Items listed in a dataset
═══

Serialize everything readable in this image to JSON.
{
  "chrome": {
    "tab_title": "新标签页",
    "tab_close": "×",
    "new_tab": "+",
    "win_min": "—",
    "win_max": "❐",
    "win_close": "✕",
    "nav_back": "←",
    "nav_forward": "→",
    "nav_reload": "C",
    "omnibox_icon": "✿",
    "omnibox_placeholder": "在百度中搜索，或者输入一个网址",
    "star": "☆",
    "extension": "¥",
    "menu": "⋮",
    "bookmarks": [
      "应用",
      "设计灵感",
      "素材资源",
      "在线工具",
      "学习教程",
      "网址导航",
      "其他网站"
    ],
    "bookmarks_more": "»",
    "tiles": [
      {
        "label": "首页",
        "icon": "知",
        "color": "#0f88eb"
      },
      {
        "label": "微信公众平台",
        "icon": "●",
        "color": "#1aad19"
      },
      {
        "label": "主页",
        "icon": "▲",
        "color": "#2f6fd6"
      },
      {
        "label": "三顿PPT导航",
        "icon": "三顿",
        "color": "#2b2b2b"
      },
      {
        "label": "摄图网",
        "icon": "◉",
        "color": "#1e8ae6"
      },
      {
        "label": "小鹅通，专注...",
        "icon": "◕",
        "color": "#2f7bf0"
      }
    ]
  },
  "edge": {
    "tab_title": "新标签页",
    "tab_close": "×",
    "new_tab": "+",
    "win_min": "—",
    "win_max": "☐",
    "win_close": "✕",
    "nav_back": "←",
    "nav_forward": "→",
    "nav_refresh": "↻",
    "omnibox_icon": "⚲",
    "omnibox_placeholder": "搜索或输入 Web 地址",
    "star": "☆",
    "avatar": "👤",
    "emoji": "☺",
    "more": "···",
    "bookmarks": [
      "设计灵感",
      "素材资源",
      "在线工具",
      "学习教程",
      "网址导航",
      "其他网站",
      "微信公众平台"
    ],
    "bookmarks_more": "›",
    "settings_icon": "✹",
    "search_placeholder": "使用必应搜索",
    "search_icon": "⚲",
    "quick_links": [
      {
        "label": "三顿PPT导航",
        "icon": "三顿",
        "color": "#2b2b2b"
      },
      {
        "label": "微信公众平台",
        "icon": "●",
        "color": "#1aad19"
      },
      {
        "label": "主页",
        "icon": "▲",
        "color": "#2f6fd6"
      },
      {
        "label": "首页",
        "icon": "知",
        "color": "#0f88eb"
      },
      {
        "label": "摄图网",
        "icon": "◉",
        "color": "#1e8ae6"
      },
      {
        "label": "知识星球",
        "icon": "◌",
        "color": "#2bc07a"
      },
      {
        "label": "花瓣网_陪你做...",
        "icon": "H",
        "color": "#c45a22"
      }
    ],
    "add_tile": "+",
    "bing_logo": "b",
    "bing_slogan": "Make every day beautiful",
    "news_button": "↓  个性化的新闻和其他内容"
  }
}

═══

- _Work instructions_:
Set down each entry again, unchanged.

- _Solution to this task_:
Serialize everything readable in this image to JSON.
{
  "chrome": {
    "tab_title": "新标签页",
    "tab_close": "×",
    "new_tab": "+",
    "win_min": "—",
    "win_max": "❐",
    "win_close": "✕",
    "nav_back": "←",
    "nav_forward": "→",
    "nav_reload": "C",
    "omnibox_icon": "✿",
    "omnibox_placeholder": "在百度中搜索，或者输入一个网址",
    "star": "☆",
    "extension": "¥",
    "menu": "⋮",
    "bookmarks": [
      "应用",
      "设计灵感",
      "素材资源",
      "在线工具",
      "学习教程",
      "网址导航",
      "其他网站"
    ],
    "bookmarks_more": "»",
    "tiles": [
      {
        "label": "首页",
        "icon": "知",
        "color": "#0f88eb"
      },
      {
        "label": "微信公众平台",
        "icon": "●",
        "color": "#1aad19"
      },
      {
        "label": "主页",
        "icon": "▲",
        "color": "#2f6fd6"
      },
      {
        "label": "三顿PPT导航",
        "icon": "三顿",
        "color": "#2b2b2b"
      },
      {
        "label": "摄图网",
        "icon": "◉",
        "color": "#1e8ae6"
      },
      {
        "label": "小鹅通，专注...",
        "icon": "◕",
        "color": "#2f7bf0"
      }
    ]
  },
  "edge": {
    "tab_title": "新标签页",
    "tab_close": "×",
    "new_tab": "+",
    "win_min": "—",
    "win_max": "☐",
    "win_close": "✕",
    "nav_back": "←",
    "nav_forward": "→",
    "nav_refresh": "↻",
    "omnibox_icon": "⚲",
    "omnibox_placeholder": "搜索或输入 Web 地址",
    "star": "☆",
    "avatar": "👤",
    "emoji": "☺",
    "more": "···",
    "bookmarks": [
      "设计灵感",
      "素材资源",
      "在线工具",
      "学习教程",
      "网址导航",
      "其他网站",
      "微信公众平台"
    ],
    "bookmarks_more": "›",
    "settings_icon": "✹",
    "search_placeholder": "使用必应搜索",
    "search_icon": "⚲",
    "quick_links": [
      {
        "label": "三顿PPT导航",
        "icon": "三顿",
        "color": "#2b2b2b"
      },
      {
        "label": "微信公众平台",
        "icon": "●",
        "color": "#1aad19"
      },
      {
        "label": "主页",
        "icon": "▲",
        "color": "#2f6fd6"
      },
      {
        "label": "首页",
        "icon": "知",
        "color": "#0f88eb"
      },
      {
        "label": "摄图网",
        "icon": "◉",
        "color": "#1e8ae6"
      },
      {
        "label": "知识星球",
        "icon": "◌",
        "color": "#2bc07a"
      },
      {
        "label": "花瓣网_陪你做...",
        "icon": "H",
        "color": "#c45a22"
      }
    ],
    "add_tile": "+",
    "bing_logo": "b",
    "bing_slogan": "Make every day beautiful",
    "news_button": "↓  个性化的新闻和其他内容"
  }
}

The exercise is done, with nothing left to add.